● Directive
Your task is to repeat the entries underneath exactly, minus the pictures.

## Start Source records

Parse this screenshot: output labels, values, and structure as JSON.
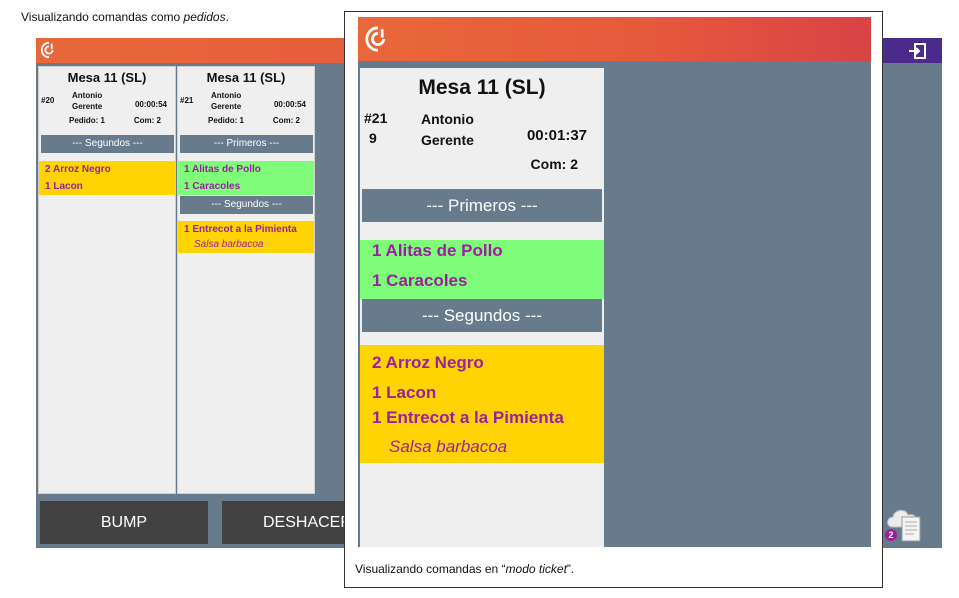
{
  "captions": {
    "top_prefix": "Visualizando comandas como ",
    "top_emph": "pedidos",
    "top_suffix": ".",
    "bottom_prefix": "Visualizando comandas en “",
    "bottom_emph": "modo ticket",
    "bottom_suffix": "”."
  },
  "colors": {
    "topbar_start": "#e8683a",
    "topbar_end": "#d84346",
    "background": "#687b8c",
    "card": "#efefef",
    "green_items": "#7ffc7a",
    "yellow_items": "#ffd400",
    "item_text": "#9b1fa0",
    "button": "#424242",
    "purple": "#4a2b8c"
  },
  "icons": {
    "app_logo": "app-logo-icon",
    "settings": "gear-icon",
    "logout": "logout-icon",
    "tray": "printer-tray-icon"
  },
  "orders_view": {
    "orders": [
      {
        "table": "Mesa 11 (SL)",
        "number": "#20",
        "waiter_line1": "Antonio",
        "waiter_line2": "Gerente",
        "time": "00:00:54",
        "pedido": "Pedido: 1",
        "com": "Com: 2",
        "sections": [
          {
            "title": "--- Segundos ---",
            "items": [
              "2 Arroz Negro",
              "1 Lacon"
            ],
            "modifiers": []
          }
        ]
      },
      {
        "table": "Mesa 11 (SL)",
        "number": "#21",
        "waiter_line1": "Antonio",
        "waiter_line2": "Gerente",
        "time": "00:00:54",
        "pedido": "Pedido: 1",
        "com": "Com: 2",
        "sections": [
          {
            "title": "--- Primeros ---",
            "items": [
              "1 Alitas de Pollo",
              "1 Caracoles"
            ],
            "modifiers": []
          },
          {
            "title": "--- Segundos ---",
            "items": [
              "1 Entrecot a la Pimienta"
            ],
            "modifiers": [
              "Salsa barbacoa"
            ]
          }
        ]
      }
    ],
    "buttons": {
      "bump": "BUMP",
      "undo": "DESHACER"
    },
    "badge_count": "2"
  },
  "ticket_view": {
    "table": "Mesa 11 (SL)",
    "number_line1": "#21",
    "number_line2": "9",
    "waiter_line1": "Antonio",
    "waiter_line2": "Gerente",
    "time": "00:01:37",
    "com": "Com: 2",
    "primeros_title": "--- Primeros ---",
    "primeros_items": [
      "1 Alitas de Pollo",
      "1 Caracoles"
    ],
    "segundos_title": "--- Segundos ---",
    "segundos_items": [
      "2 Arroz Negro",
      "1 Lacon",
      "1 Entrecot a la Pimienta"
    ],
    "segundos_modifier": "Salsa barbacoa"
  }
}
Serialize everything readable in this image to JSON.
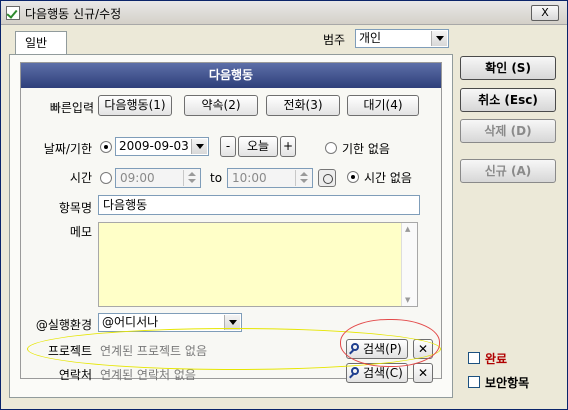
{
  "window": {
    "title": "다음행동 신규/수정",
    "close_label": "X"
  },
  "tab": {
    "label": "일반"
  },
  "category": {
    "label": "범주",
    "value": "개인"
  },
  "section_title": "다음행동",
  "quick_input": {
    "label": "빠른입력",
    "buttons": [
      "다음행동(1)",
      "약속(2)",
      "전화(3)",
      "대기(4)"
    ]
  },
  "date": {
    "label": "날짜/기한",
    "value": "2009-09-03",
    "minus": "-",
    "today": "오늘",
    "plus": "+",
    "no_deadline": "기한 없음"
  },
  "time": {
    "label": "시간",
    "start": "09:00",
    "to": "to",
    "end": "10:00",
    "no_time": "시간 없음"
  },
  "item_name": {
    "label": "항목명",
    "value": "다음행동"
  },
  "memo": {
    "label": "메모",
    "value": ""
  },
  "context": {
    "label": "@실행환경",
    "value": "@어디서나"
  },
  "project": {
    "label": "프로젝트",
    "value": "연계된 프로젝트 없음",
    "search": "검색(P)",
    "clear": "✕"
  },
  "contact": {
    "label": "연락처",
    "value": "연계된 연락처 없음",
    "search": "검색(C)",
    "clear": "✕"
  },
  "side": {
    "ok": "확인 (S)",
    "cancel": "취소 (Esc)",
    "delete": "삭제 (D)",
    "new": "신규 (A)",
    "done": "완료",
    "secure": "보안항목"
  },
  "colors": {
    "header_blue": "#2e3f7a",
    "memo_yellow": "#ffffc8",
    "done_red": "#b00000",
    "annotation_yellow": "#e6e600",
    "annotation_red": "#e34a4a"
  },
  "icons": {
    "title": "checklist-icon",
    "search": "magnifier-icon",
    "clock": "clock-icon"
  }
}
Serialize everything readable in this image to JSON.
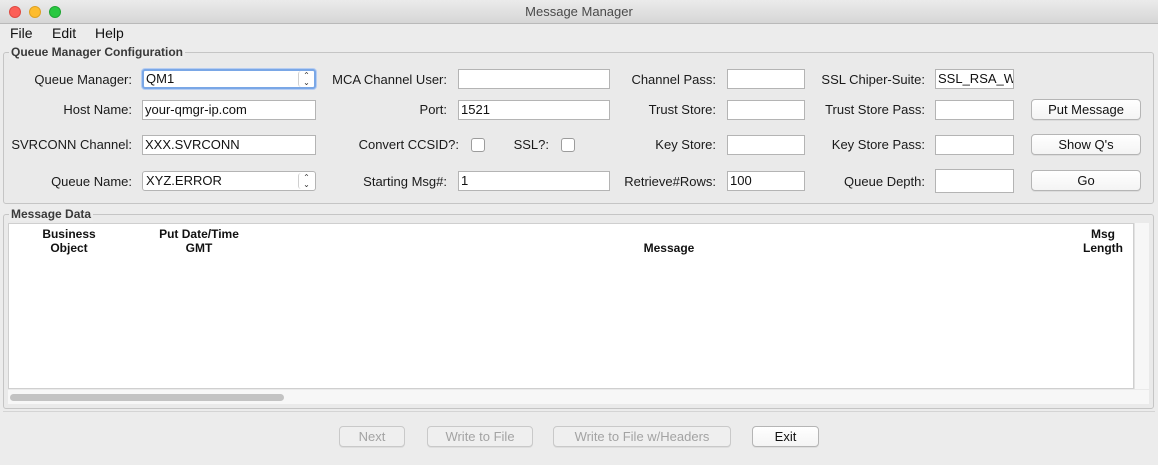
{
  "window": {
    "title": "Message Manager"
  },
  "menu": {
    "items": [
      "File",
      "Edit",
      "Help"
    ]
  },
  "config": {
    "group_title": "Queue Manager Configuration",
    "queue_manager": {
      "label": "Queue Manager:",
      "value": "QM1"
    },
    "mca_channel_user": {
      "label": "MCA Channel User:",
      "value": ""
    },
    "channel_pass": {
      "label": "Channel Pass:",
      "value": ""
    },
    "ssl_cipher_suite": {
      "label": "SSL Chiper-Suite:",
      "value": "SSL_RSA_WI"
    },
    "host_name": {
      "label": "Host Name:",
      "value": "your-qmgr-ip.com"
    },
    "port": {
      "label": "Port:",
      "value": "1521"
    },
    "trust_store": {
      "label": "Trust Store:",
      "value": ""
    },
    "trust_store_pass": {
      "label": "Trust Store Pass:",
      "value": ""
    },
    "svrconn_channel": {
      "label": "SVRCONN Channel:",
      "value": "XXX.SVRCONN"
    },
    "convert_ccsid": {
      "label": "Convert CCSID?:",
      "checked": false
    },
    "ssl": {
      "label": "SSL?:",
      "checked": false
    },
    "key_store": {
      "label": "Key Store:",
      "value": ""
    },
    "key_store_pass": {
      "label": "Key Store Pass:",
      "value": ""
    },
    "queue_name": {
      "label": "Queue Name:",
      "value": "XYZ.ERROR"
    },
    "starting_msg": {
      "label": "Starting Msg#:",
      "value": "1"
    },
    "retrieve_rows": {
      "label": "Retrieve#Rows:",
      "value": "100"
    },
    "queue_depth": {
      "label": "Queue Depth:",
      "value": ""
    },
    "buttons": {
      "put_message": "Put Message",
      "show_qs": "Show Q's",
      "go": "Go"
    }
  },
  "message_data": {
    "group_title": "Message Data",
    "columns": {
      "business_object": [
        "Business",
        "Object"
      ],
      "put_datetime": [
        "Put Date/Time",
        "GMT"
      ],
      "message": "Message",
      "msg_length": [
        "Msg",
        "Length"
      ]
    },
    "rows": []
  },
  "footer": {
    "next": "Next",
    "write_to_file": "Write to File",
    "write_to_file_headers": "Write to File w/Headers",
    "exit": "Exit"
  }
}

## End Source records

● Solution below
Parse this screenshot: output labels, values, and structure as JSON.
{
  "captions": {
    "top_prefix": "Visualizando comandas como ",
    "top_emph": "pedidos",
    "top_suffix": ".",
    "bottom_prefix": "Visualizando comandas en “",
    "bottom_emph": "modo ticket",
    "bottom_suffix": "”."
  },
  "colors": {
    "topbar_start": "#e8683a",
    "topbar_end": "#d84346",
    "background": "#687b8c",
    "card": "#efefef",
    "green_items": "#7ffc7a",
    "yellow_items": "#ffd400",
    "item_text": "#9b1fa0",
    "button": "#424242",
    "purple": "#4a2b8c"
  },
  "icons": {
    "app_logo": "app-logo-icon",
    "settings": "gear-icon",
    "logout": "logout-icon",
    "tray": "printer-tray-icon"
  },
  "orders_view": {
    "orders": [
      {
        "table": "Mesa 11 (SL)",
        "number": "#20",
        "waiter_line1": "Antonio",
        "waiter_line2": "Gerente",
        "time": "00:00:54",
        "pedido": "Pedido: 1",
        "com": "Com: 2",
        "sections": [
          {
            "title": "--- Segundos ---",
            "items": [
              "2 Arroz Negro",
              "1 Lacon"
            ],
            "modifiers": []
          }
        ]
      },
      {
        "table": "Mesa 11 (SL)",
        "number": "#21",
        "waiter_line1": "Antonio",
        "waiter_line2": "Gerente",
        "time": "00:00:54",
        "pedido": "Pedido: 1",
        "com": "Com: 2",
        "sections": [
          {
            "title": "--- Primeros ---",
            "items": [
              "1 Alitas de Pollo",
              "1 Caracoles"
            ],
            "modifiers": []
          },
          {
            "title": "--- Segundos ---",
            "items": [
              "1 Entrecot a la Pimienta"
            ],
            "modifiers": [
              "Salsa barbacoa"
            ]
          }
        ]
      }
    ],
    "buttons": {
      "bump": "BUMP",
      "undo": "DESHACER"
    },
    "badge_count": "2"
  },
  "ticket_view": {
    "table": "Mesa 11 (SL)",
    "number_line1": "#21",
    "number_line2": "9",
    "waiter_line1": "Antonio",
    "waiter_line2": "Gerente",
    "time": "00:01:37",
    "com": "Com: 2",
    "primeros_title": "--- Primeros ---",
    "primeros_items": [
      "1 Alitas de Pollo",
      "1 Caracoles"
    ],
    "segundos_title": "--- Segundos ---",
    "segundos_items": [
      "2 Arroz Negro",
      "1 Lacon",
      "1 Entrecot a la Pimienta"
    ],
    "segundos_modifier": "Salsa barbacoa"
  }
}
Serialize everything readable in this image to JSON.
{
  "window": {
    "title": "다음행동 신규/수정",
    "close_label": "X"
  },
  "tab": {
    "label": "일반"
  },
  "category": {
    "label": "범주",
    "value": "개인"
  },
  "section_title": "다음행동",
  "quick_input": {
    "label": "빠른입력",
    "buttons": [
      "다음행동(1)",
      "약속(2)",
      "전화(3)",
      "대기(4)"
    ]
  },
  "date": {
    "label": "날짜/기한",
    "value": "2009-09-03",
    "minus": "-",
    "today": "오늘",
    "plus": "+",
    "no_deadline": "기한 없음"
  },
  "time": {
    "label": "시간",
    "start": "09:00",
    "to": "to",
    "end": "10:00",
    "no_time": "시간 없음"
  },
  "item_name": {
    "label": "항목명",
    "value": "다음행동"
  },
  "memo": {
    "label": "메모",
    "value": ""
  },
  "context": {
    "label": "@실행환경",
    "value": "@어디서나"
  },
  "project": {
    "label": "프로젝트",
    "value": "연계된 프로젝트 없음",
    "search": "검색(P)",
    "clear": "✕"
  },
  "contact": {
    "label": "연락처",
    "value": "연계된 연락처 없음",
    "search": "검색(C)",
    "clear": "✕"
  },
  "side": {
    "ok": "확인 (S)",
    "cancel": "취소 (Esc)",
    "delete": "삭제 (D)",
    "new": "신규 (A)",
    "done": "완료",
    "secure": "보안항목"
  },
  "colors": {
    "header_blue": "#2e3f7a",
    "memo_yellow": "#ffffc8",
    "done_red": "#b00000",
    "annotation_yellow": "#e6e600",
    "annotation_red": "#e34a4a"
  },
  "icons": {
    "title": "checklist-icon",
    "search": "magnifier-icon",
    "clock": "clock-icon"
  }
}
Serialize everything readable in this image to JSON.
{
  "window": {
    "title": "Message Manager"
  },
  "menu": {
    "items": [
      "File",
      "Edit",
      "Help"
    ]
  },
  "config": {
    "group_title": "Queue Manager Configuration",
    "queue_manager": {
      "label": "Queue Manager:",
      "value": "QM1"
    },
    "mca_channel_user": {
      "label": "MCA Channel User:",
      "value": ""
    },
    "channel_pass": {
      "label": "Channel Pass:",
      "value": ""
    },
    "ssl_cipher_suite": {
      "label": "SSL Chiper-Suite:",
      "value": "SSL_RSA_WI"
    },
    "host_name": {
      "label": "Host Name:",
      "value": "your-qmgr-ip.com"
    },
    "port": {
      "label": "Port:",
      "value": "1521"
    },
    "trust_store": {
      "label": "Trust Store:",
      "value": ""
    },
    "trust_store_pass": {
      "label": "Trust Store Pass:",
      "value": ""
    },
    "svrconn_channel": {
      "label": "SVRCONN Channel:",
      "value": "XXX.SVRCONN"
    },
    "convert_ccsid": {
      "label": "Convert CCSID?:",
      "checked": false
    },
    "ssl": {
      "label": "SSL?:",
      "checked": false
    },
    "key_store": {
      "label": "Key Store:",
      "value": ""
    },
    "key_store_pass": {
      "label": "Key Store Pass:",
      "value": ""
    },
    "queue_name": {
      "label": "Queue Name:",
      "value": "XYZ.ERROR"
    },
    "starting_msg": {
      "label": "Starting Msg#:",
      "value": "1"
    },
    "retrieve_rows": {
      "label": "Retrieve#Rows:",
      "value": "100"
    },
    "queue_depth": {
      "label": "Queue Depth:",
      "value": ""
    },
    "buttons": {
      "put_message": "Put Message",
      "show_qs": "Show Q's",
      "go": "Go"
    }
  },
  "message_data": {
    "group_title": "Message Data",
    "columns": {
      "business_object": [
        "Business",
        "Object"
      ],
      "put_datetime": [
        "Put Date/Time",
        "GMT"
      ],
      "message": "Message",
      "msg_length": [
        "Msg",
        "Length"
      ]
    },
    "rows": []
  },
  "footer": {
    "next": "Next",
    "write_to_file": "Write to File",
    "write_to_file_headers": "Write to File w/Headers",
    "exit": "Exit"
  }
}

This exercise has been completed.